_Written task_. Go through the data below. List every line that holds the word "page".

— BEGIN Source data —

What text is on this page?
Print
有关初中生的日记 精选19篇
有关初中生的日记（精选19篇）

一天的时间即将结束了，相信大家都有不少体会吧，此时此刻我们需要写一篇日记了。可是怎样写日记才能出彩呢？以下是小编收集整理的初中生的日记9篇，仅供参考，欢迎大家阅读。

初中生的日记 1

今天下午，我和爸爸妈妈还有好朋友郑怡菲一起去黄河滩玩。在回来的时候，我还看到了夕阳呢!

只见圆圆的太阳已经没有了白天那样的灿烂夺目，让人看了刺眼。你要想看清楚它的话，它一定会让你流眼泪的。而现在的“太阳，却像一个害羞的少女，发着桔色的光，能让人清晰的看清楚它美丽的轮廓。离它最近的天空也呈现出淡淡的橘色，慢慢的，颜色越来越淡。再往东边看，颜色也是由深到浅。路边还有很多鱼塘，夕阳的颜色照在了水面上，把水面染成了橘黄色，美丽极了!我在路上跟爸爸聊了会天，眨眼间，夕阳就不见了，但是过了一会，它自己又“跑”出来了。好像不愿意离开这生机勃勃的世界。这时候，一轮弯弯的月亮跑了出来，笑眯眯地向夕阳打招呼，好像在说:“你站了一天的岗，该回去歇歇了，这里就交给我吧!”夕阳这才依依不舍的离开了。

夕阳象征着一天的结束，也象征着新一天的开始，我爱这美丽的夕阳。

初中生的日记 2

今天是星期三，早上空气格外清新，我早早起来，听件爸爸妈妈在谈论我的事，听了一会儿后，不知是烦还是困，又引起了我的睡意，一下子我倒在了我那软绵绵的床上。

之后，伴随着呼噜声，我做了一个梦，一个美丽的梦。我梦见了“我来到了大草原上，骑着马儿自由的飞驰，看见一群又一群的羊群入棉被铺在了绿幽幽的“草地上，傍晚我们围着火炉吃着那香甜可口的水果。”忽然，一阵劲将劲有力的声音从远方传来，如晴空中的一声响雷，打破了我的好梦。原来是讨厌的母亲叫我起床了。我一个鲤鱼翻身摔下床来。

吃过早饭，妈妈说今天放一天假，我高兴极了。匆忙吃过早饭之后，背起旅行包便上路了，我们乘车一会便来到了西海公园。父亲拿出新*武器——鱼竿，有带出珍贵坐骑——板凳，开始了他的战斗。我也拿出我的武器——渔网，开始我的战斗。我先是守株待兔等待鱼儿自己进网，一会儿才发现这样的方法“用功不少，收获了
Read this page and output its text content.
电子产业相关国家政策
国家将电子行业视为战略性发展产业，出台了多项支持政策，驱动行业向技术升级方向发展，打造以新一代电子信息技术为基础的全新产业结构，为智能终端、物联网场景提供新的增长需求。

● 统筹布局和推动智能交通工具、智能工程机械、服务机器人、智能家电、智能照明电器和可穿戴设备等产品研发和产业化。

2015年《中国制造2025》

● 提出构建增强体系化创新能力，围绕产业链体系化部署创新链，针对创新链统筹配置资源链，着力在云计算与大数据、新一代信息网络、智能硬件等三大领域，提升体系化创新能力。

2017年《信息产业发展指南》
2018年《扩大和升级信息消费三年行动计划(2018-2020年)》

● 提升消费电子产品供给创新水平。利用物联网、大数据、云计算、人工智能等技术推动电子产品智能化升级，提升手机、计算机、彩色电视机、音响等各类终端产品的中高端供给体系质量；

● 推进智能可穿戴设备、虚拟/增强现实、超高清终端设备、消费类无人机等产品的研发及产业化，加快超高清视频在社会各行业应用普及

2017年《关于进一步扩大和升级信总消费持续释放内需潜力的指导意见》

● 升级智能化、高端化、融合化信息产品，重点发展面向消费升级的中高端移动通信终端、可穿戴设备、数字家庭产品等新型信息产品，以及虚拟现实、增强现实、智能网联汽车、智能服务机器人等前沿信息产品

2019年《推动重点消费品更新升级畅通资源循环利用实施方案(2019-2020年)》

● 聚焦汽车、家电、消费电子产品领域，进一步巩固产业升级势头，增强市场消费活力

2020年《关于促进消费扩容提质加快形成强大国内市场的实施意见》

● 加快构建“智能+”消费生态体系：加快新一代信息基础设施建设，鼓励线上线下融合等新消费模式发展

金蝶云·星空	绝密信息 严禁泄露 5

— END Source data —

_Answer to the problem_.
What text is on this page?
Read this page and output its text content.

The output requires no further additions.